* begin INFORMATION SHOWN *

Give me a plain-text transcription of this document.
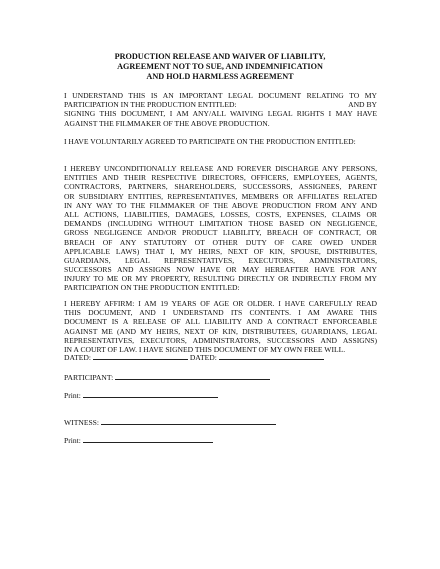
PRODUCTION RELEASE AND WAIVER OF LIABILITY,
AGREEMENT NOT TO SUE, AND INDEMNIFICATION
AND HOLD HARMLESS AGREEMENT
I UNDERSTAND THIS IS AN IMPORTANT LEGAL DOCUMENT RELATING TO MY
PARTICIPATION IN THE PRODUCTION ENTITLED:	AND BY
SIGNING THIS DOCUMENT, I AM ANY/ALL WAIVING LEGAL RIGHTS I MAY HAVE
AGAINST THE FILMMAKER OF THE ABOVE PRODUCTION.
I HAVE VOLUNTARILY AGREED TO PARTICIPATE ON THE PRODUCTION ENTITLED:
I HEREBY UNCONDITIONALLY RELEASE AND FOREVER DISCHARGE ANY PERSONS,
ENTITIES AND THEIR RESPECTIVE DIRECTORS, OFFICERS, EMPLOYEES, AGENTS,
CONTRACTORS, PARTNERS, SHAREHOLDERS, SUCCESSORS, ASSIGNEES, PARENT
OR SUBSIDIARY ENTITIES, REPRESENTATIVES, MEMBERS OR AFFILIATES RELATED
IN ANY WAY TO THE FILMMAKER OF THE ABOVE PRODUCTION FROM ANY AND
ALL ACTIONS, LIABILITIES, DAMAGES, LOSSES, COSTS, EXPENSES, CLAIMS OR
DEMANDS (INCLUDING WITHOUT LIMITATION THOSE BASED ON NEGLIGENCE,
GROSS NEGLIGENCE AND/OR PRODUCT LIABILITY, BREACH OF CONTRACT, OR
BREACH OF ANY STATUTORY OT OTHER DUTY OF CARE OWED UNDER
APPLICABLE LAWS) THAT I, MY HEIRS, NEXT OF KIN, SPOUSE, DISTRIBUTES,
GUARDIANS, LEGAL REPRESENTATIVES, EXECUTORS, ADMINISTRATORS,
SUCCESSORS AND ASSIGNS NOW HAVE OR MAY HEREAFTER HAVE FOR ANY
INJURY TO ME OR MY PROPERTY, RESULTING DIRECTLY OR INDIRECTLY FROM MY
PARTICIPATION ON THE PRODUCTION ENTITLED:
I HEREBY AFFIRM: I AM 19 YEARS OF AGE OR OLDER. I HAVE CAREFULLY READ
THIS DOCUMENT, AND I UNDERSTAND ITS CONTENTS. I AM AWARE THIS
DOCUMENT IS A RELEASE OF ALL LIABILITY AND A CONTRACT ENFORCEABLE
AGAINST ME (AND MY HEIRS, NEXT OF KIN, DISTRIBUTEES, GUARDIANS, LEGAL
REPRESENTATIVES, EXECUTORS, ADMINISTRATORS, SUCCESSORS AND ASSIGNS)
IN A COURT OF LAW. I HAVE SIGNED THIS DOCUMENT OF MY OWN FREE WILL.
DATED:	DATED:
PARTICIPANT:
Print:
WITNESS:
Print:
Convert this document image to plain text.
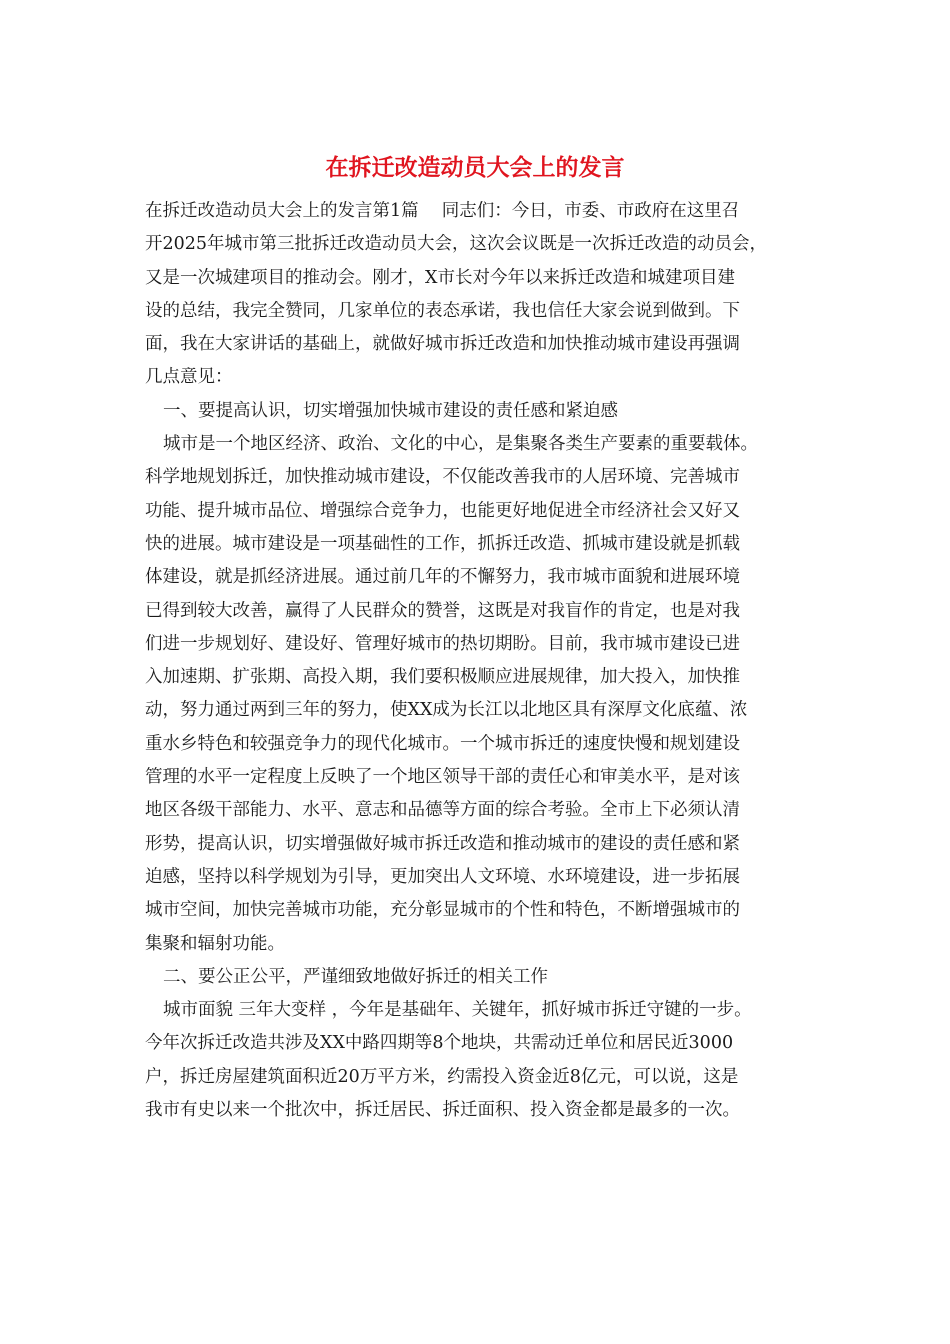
在拆迁改造动员大会上的发言
在拆迁改造动员大会上的发言第1篇　 同志们：今日，市委、市政府在这里召
开2025年城市第三批拆迁改造动员大会，这次会议既是一次拆迁改造的动员会，
又是一次城建项目的推动会。刚才，X市长对今年以来拆迁改造和城建项目建
设的总结，我完全赞同，几家单位的表态承诺，我也信任大家会说到做到。下
面，我在大家讲话的基础上，就做好城市拆迁改造和加快推动城市建设再强调
几点意见：
一、要提高认识，切实增强加快城市建设的责任感和紧迫感
城市是一个地区经济、政治、文化的中心，是集聚各类生产要素的重要载体。
科学地规划拆迁，加快推动城市建设，不仅能改善我市的人居环境、完善城市
功能、提升城市品位、增强综合竞争力，也能更好地促进全市经济社会又好又
快的进展。城市建设是一项基础性的工作，抓拆迁改造、抓城市建设就是抓载
体建设，就是抓经济进展。通过前几年的不懈努力，我市城市面貌和进展环境
已得到较大改善，赢得了人民群众的赞誉，这既是对我盲作的肯定，也是对我
们进一步规划好、建设好、管理好城市的热切期盼。目前，我市城市建设已进
入加速期、扩张期、高投入期，我们要积极顺应进展规律，加大投入，加快推
动，努力通过两到三年的努力，使XX成为长江以北地区具有深厚文化底蕴、浓
重水乡特色和较强竞争力的现代化城市。一个城市拆迁的速度快慢和规划建设
管理的水平一定程度上反映了一个地区领导干部的责任心和审美水平，是对该
地区各级干部能力、水平、意志和品德等方面的综合考验。全市上下必须认清
形势，提高认识，切实增强做好城市拆迁改造和推动城市的建设的责任感和紧
迫感，坚持以科学规划为引导，更加突出人文环境、水环境建设，进一步拓展
城市空间，加快完善城市功能，充分彰显城市的个性和特色，不断增强城市的
集聚和辐射功能。
二、要公正公平，严谨细致地做好拆迁的相关工作
城市面貌 三年大变样 ，今年是基础年、关键年，抓好城市拆迁守键的一步。
今年次拆迁改造共涉及XX中路四期等8个地块，共需动迁单位和居民近3000
户，拆迁房屋建筑面积近20万平方米，约需投入资金近8亿元，可以说，这是
我市有史以来一个批次中，拆迁居民、拆迁面积、投入资金都是最多的一次。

* end INFORMATION SHOWN *

— WHAT THE EXERCISE ASKS —
Return each line of the data that contains the string "FROM".

— TASK RESPONSE —
IN ANY WAY TO THE FILMMAKER OF THE ABOVE PRODUCTION FROM ANY AND
INJURY TO ME OR MY PROPERTY, RESULTING DIRECTLY OR INDIRECTLY FROM MY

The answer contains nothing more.